**SUPPLIED RECORDS**
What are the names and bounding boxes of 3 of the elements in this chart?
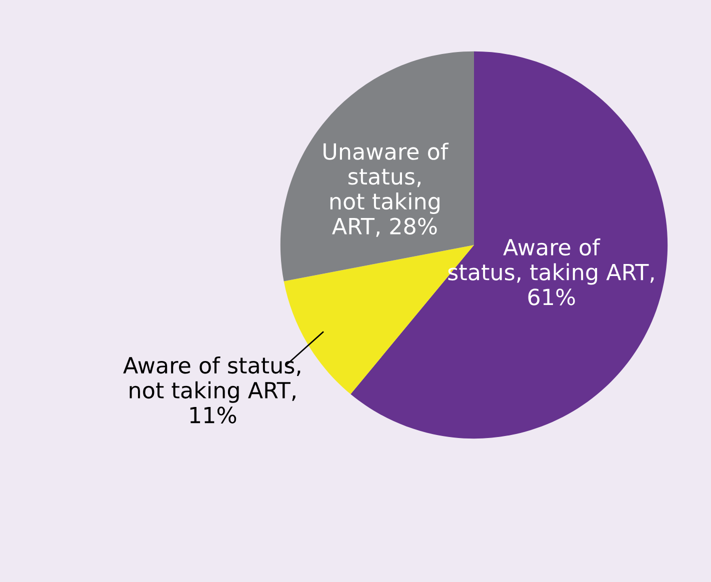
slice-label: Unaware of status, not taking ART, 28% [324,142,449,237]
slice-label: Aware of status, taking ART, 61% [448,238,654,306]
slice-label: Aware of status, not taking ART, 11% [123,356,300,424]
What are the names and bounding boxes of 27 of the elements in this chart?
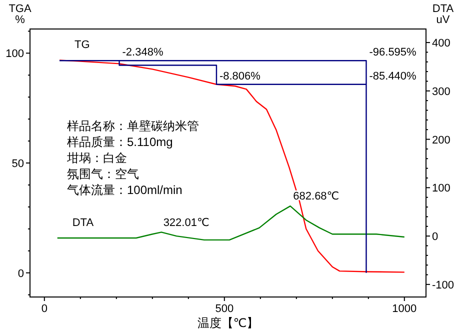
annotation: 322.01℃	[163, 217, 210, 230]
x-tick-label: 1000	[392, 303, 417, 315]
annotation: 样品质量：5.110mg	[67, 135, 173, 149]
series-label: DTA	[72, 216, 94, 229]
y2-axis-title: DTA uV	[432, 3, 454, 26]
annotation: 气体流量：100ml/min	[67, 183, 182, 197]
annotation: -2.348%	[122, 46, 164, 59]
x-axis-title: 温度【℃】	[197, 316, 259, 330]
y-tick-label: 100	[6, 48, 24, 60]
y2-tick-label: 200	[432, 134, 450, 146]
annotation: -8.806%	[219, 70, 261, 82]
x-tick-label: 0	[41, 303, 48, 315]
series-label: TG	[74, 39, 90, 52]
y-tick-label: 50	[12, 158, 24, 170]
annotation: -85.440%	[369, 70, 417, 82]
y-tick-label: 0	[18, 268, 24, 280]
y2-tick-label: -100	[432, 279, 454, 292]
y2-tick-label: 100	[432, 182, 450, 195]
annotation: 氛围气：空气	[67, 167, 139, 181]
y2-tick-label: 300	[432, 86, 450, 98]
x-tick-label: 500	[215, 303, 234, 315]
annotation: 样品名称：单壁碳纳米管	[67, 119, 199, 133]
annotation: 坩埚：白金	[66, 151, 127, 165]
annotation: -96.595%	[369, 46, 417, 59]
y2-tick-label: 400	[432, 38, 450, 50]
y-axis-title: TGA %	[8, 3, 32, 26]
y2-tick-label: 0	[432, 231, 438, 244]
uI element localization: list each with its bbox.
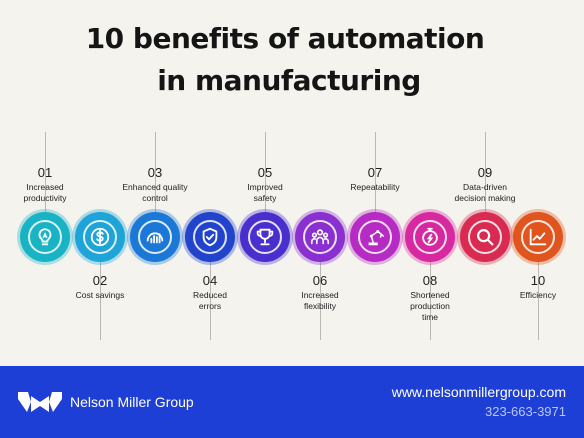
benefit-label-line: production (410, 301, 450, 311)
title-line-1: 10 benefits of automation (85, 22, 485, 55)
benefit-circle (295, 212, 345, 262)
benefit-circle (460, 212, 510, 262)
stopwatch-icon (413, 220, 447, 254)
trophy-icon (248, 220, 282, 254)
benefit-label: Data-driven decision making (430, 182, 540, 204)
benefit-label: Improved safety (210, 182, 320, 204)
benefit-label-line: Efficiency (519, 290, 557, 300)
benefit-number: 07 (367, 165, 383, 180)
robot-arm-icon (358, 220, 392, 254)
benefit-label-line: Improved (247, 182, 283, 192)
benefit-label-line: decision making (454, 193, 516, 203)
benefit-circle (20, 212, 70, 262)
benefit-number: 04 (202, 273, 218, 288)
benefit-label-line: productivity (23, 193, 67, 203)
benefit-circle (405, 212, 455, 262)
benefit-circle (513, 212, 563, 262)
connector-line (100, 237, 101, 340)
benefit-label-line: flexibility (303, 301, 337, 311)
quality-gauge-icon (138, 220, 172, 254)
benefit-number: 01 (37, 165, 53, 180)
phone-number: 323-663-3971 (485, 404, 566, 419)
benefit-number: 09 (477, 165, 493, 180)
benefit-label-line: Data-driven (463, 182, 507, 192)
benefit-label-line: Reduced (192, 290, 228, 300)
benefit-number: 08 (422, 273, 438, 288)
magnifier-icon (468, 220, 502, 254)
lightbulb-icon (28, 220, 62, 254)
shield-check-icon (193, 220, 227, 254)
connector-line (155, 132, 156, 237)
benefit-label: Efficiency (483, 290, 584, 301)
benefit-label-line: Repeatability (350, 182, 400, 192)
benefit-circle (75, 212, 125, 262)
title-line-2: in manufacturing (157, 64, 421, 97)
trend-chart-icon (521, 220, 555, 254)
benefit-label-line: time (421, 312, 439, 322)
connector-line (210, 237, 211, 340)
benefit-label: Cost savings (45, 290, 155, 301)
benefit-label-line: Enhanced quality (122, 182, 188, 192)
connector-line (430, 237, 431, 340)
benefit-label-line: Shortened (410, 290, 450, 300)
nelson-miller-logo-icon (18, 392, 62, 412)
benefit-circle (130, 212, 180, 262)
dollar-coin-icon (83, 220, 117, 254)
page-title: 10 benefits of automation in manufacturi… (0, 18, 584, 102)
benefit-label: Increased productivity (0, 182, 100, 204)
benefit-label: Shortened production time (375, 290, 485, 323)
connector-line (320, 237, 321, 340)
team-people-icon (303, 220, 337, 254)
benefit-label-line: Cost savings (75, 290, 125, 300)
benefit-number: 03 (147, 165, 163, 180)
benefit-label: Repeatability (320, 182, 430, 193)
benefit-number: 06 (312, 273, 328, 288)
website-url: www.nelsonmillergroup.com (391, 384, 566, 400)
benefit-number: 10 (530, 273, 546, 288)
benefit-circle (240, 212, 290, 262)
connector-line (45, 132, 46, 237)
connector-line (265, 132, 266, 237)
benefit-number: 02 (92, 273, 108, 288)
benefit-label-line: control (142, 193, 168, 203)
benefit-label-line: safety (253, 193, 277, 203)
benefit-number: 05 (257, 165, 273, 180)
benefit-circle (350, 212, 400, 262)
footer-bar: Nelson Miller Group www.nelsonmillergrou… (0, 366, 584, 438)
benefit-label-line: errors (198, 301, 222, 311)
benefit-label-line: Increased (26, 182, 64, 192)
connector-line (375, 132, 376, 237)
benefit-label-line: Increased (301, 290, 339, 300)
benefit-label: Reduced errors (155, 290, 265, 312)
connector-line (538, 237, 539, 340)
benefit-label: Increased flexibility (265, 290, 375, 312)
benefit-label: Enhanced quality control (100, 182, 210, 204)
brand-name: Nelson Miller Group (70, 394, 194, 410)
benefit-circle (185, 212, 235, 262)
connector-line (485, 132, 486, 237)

==

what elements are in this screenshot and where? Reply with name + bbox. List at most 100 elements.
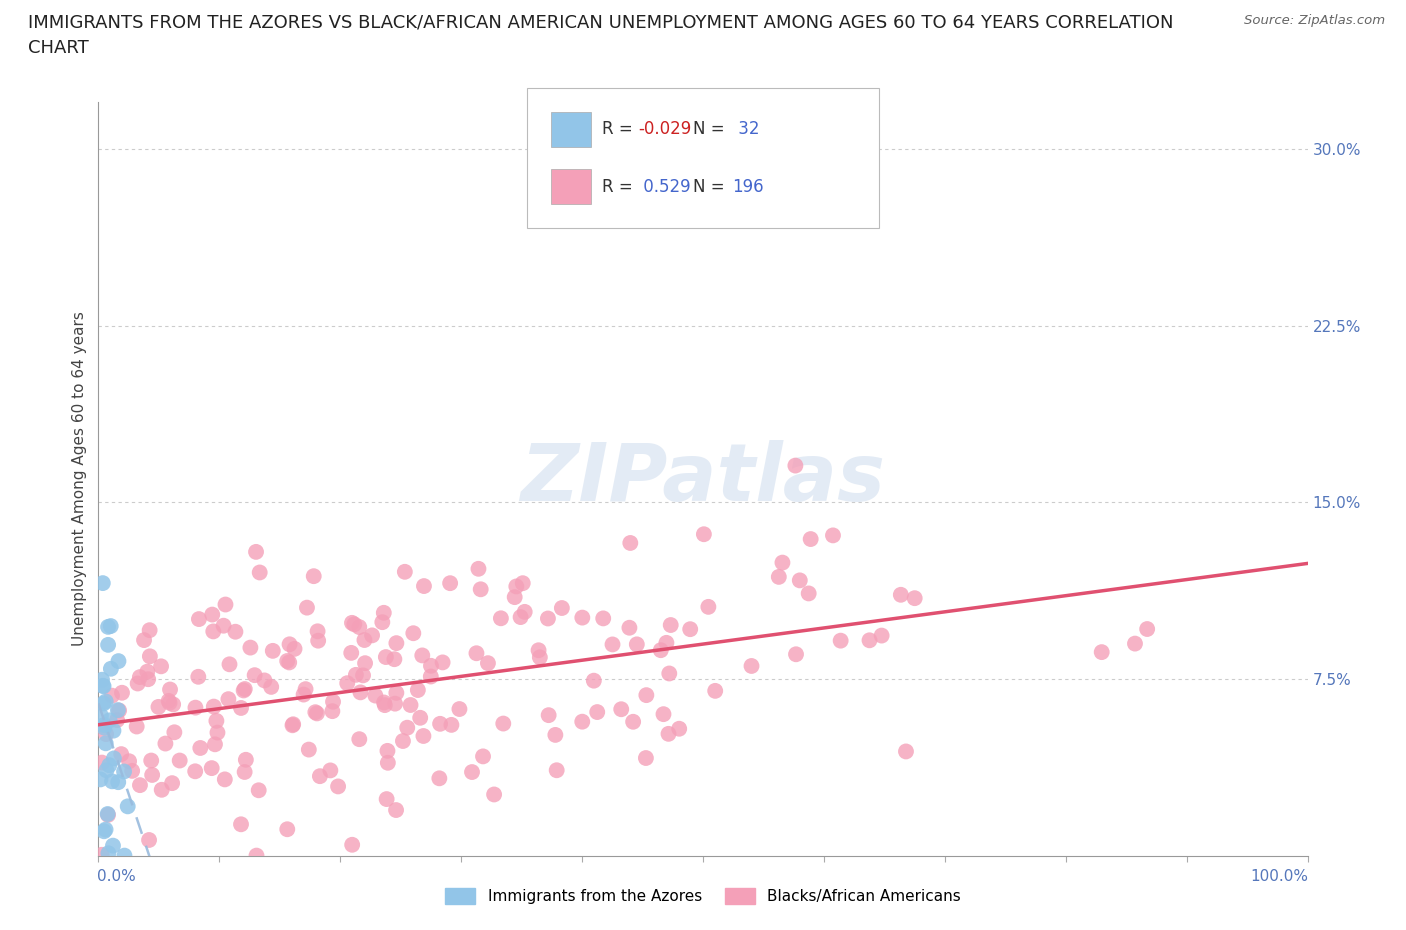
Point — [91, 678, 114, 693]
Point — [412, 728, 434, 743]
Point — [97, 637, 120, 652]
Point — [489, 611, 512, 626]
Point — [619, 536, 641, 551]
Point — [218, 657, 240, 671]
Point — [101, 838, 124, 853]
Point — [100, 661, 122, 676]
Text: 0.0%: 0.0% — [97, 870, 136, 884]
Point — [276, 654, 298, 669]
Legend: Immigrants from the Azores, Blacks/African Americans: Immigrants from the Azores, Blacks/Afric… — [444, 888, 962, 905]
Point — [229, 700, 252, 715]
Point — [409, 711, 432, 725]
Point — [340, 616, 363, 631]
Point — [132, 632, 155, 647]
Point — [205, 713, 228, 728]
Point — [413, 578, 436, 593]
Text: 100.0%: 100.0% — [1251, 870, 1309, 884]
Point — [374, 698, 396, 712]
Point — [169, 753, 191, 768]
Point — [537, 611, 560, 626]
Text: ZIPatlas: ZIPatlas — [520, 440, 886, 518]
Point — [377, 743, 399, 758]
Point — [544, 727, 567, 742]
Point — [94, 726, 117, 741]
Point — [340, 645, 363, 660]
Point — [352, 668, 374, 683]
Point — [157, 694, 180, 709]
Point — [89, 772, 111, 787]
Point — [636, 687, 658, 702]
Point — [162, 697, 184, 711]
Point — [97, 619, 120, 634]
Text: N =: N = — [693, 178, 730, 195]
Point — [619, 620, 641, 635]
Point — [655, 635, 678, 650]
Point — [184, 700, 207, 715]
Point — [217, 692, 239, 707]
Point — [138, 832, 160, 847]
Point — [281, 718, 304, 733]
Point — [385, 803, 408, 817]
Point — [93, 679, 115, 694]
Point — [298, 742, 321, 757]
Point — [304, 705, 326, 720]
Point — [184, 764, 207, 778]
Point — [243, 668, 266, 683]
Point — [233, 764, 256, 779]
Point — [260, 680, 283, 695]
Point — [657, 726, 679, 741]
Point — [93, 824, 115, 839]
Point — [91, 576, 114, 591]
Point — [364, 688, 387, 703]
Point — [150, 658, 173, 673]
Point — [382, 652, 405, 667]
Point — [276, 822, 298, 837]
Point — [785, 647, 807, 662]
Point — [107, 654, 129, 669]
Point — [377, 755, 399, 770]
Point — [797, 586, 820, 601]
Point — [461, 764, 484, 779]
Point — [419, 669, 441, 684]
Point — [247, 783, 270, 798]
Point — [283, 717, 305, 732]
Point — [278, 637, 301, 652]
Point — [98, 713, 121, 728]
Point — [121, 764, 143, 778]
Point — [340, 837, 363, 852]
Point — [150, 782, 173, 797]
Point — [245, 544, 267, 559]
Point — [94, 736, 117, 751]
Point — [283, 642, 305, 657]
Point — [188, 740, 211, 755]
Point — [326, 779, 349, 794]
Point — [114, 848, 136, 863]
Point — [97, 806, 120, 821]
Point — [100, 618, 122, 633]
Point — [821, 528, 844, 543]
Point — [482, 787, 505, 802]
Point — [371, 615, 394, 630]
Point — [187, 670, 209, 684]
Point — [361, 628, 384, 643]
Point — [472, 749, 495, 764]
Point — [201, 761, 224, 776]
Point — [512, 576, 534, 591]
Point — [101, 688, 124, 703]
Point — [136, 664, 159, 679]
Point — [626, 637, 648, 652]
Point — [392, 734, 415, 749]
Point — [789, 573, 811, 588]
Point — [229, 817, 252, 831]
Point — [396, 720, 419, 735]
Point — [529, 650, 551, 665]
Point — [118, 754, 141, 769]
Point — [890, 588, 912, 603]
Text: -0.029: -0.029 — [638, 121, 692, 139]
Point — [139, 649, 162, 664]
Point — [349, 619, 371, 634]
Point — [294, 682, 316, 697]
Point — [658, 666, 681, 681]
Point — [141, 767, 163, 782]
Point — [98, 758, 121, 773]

**YOUR GOAL**
Please revise the listing between the lines holding "What are the names and bounding boxes of 3" and "uI element localization: list", inclusive, so that "annotation" becomes "note" and nothing else changes. Omit the pictures from your answer.

**SOLUTION BELOW**
What are the names and bounding boxes of 3 of the elements in this chart?
slice-label: Unaware of status, not taking ART, 28% [324,142,449,237]
slice-label: Aware of status, taking ART, 61% [448,238,654,306]
slice-label: Aware of status, not taking ART, 11% [123,356,300,424]
What are the names and bounding boxes of 27 of the elements in this chart?
note: 322.01℃	[163, 217, 210, 230]
x-tick-label: 1000	[392, 303, 417, 315]
note: 样品质量：5.110mg	[67, 135, 173, 149]
series-label: DTA	[72, 216, 94, 229]
y2-axis-title: DTA uV	[432, 3, 454, 26]
note: 气体流量：100ml/min	[67, 183, 182, 197]
note: -2.348%	[122, 46, 164, 59]
x-axis-title: 温度【℃】	[197, 316, 259, 330]
y-tick-label: 100	[6, 48, 24, 60]
y2-tick-label: 200	[432, 134, 450, 146]
note: -8.806%	[219, 70, 261, 82]
x-tick-label: 0	[41, 303, 48, 315]
series-label: TG	[74, 39, 90, 52]
y-tick-label: 50	[12, 158, 24, 170]
note: -85.440%	[369, 70, 417, 82]
y-tick-label: 0	[18, 268, 24, 280]
y2-tick-label: -100	[432, 279, 454, 292]
y2-tick-label: 100	[432, 182, 450, 195]
note: 氛围气：空气	[67, 167, 139, 181]
y2-tick-label: 300	[432, 86, 450, 98]
x-tick-label: 500	[215, 303, 234, 315]
note: 样品名称：单壁碳纳米管	[67, 119, 199, 133]
note: 坩埚：白金	[66, 151, 127, 165]
note: -96.595%	[369, 46, 417, 59]
y2-tick-label: 400	[432, 38, 450, 50]
y-axis-title: TGA %	[8, 3, 32, 26]
y2-tick-label: 0	[432, 231, 438, 244]
uI element localization: list each with its bbox.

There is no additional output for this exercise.